Copy every line with the string "below" in it.
^^^^^^^^
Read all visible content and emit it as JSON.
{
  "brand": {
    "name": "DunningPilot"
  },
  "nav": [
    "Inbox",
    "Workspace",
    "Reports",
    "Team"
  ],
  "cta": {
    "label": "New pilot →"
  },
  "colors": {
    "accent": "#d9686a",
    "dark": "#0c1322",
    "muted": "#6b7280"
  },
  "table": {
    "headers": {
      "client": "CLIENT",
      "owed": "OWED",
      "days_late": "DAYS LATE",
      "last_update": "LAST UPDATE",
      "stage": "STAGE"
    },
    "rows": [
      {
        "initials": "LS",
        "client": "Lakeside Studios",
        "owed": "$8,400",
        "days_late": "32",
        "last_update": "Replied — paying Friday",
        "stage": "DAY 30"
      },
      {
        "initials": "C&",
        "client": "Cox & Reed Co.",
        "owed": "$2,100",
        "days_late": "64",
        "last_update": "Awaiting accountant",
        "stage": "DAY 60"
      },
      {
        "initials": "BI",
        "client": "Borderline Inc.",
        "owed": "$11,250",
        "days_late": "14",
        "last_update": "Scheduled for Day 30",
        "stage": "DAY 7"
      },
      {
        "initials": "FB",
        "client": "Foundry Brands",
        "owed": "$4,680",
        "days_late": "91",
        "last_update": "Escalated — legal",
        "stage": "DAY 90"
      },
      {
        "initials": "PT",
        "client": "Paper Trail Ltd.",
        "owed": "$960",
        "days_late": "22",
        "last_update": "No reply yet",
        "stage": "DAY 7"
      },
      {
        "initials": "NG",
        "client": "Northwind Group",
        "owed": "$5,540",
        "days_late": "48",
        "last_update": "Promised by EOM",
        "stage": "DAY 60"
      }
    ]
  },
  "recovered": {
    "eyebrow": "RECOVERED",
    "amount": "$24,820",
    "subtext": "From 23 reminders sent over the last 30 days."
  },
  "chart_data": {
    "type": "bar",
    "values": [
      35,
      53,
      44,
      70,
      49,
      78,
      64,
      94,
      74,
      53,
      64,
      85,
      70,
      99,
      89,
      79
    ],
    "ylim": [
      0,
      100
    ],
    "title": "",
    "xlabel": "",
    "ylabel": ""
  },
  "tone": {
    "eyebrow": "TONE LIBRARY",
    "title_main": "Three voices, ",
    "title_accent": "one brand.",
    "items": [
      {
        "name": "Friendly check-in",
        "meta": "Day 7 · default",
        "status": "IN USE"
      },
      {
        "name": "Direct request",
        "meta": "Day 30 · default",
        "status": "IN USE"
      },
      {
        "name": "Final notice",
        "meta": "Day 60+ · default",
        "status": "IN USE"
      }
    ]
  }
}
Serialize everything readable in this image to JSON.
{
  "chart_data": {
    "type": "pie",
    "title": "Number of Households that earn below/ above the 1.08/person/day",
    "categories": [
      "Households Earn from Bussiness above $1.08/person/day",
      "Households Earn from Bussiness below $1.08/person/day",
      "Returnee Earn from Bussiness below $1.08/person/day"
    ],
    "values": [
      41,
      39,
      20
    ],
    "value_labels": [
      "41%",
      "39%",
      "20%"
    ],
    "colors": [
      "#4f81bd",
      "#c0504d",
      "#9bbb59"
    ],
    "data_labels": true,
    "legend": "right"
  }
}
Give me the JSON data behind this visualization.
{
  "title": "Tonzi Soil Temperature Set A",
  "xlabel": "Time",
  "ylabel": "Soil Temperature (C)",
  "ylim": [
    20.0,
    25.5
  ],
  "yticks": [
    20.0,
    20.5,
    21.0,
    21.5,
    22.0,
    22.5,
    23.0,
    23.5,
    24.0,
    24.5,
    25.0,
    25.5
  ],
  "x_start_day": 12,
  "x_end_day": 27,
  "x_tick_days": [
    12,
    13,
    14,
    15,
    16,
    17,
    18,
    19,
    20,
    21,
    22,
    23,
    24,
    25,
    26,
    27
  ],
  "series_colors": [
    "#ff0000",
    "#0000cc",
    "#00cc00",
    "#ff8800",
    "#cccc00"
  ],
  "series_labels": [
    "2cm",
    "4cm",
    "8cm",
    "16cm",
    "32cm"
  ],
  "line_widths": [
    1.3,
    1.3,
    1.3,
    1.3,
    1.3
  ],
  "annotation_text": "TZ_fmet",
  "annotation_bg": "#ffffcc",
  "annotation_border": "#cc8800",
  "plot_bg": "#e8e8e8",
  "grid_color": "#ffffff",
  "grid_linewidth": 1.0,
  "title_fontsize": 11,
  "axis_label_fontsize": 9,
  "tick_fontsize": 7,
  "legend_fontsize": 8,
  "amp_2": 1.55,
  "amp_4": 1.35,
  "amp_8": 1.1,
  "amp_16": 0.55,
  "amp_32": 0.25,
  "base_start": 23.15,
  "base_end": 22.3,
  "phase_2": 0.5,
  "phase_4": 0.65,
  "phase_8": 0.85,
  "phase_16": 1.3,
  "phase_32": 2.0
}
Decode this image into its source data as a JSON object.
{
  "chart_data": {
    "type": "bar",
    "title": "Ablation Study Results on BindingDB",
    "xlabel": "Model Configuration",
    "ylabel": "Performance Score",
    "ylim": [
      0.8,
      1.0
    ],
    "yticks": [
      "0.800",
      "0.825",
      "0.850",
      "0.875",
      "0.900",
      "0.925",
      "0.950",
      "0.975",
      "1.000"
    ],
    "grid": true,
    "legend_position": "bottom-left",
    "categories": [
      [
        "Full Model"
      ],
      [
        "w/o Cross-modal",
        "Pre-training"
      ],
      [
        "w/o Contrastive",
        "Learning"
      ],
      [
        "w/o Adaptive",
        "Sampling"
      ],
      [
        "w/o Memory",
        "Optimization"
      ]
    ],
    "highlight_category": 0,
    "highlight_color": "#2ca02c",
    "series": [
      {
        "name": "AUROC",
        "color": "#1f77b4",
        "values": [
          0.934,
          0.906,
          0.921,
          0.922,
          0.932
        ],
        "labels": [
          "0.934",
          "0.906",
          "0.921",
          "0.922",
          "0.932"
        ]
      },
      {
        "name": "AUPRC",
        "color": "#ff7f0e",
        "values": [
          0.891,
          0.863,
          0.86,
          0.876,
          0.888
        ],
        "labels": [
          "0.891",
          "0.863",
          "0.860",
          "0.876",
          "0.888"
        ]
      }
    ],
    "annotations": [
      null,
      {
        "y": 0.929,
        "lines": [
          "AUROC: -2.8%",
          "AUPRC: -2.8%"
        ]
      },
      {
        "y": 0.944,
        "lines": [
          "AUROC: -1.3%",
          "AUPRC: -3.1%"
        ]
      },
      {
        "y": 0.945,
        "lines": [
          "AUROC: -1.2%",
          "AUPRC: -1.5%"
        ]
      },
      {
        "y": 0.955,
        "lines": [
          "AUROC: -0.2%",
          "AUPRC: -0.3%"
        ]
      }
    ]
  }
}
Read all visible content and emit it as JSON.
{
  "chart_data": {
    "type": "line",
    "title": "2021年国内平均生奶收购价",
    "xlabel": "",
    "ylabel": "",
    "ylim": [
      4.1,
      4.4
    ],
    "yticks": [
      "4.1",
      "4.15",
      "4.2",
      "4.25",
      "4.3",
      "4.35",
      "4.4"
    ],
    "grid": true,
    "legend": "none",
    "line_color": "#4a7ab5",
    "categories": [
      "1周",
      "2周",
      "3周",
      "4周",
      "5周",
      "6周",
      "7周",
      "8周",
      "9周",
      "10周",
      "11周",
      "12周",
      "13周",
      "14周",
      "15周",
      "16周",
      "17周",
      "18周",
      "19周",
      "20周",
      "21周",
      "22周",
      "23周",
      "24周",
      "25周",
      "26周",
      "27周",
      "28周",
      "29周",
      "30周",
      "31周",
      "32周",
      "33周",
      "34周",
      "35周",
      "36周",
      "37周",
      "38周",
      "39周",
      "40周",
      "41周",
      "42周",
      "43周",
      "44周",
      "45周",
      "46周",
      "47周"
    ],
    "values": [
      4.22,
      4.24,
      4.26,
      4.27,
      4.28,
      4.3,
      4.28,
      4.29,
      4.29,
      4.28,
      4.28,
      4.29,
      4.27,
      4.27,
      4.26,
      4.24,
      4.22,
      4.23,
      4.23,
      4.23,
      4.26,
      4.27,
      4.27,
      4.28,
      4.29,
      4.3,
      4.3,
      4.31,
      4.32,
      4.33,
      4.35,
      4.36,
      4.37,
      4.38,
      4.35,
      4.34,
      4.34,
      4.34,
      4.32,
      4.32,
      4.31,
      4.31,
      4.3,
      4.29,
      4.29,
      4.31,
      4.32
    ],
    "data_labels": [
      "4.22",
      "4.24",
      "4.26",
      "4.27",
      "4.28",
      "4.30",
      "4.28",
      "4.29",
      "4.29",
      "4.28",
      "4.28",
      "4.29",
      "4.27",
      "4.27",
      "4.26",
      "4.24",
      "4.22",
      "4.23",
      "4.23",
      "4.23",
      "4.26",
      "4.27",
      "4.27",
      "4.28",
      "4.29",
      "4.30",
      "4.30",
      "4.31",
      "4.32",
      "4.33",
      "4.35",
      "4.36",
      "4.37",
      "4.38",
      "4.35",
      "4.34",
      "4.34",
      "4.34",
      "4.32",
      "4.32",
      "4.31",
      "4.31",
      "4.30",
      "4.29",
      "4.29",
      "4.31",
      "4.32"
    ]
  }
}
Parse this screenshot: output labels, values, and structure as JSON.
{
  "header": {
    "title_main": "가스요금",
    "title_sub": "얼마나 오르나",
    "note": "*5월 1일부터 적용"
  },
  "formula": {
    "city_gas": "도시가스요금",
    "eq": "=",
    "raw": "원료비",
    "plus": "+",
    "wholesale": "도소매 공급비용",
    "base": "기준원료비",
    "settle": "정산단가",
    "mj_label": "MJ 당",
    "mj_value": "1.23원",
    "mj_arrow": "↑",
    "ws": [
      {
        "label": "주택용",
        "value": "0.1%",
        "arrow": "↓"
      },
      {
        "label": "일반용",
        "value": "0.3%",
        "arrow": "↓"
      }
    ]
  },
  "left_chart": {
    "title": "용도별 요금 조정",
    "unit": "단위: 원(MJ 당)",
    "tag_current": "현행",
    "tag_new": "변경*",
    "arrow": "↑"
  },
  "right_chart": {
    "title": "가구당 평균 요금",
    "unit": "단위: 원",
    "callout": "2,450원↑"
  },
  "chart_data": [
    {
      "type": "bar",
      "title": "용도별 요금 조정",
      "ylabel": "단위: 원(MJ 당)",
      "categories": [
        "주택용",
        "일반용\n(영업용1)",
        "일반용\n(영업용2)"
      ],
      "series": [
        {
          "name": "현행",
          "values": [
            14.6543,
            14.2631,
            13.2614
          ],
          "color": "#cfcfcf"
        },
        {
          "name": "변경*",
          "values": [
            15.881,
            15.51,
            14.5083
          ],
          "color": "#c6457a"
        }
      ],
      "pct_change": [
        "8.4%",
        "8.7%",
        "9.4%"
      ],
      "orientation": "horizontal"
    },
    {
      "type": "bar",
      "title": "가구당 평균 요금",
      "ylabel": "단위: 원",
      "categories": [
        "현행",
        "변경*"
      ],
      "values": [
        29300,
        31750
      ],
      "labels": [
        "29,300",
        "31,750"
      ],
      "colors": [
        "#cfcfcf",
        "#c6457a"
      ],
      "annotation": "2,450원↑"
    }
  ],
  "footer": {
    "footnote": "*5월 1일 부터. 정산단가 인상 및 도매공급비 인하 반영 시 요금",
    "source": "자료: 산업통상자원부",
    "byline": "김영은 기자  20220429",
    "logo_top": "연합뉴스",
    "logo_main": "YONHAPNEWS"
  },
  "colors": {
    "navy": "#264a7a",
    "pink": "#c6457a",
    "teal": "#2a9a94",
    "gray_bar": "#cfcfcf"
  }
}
^^^^^^^^
THE RESPONSE:
    "title": "Number of Households that earn below/ above the 1.08/person/day",
      "Households Earn from Bussiness below $1.08/person/day",
      "Returnee Earn from Bussiness below $1.08/person/day"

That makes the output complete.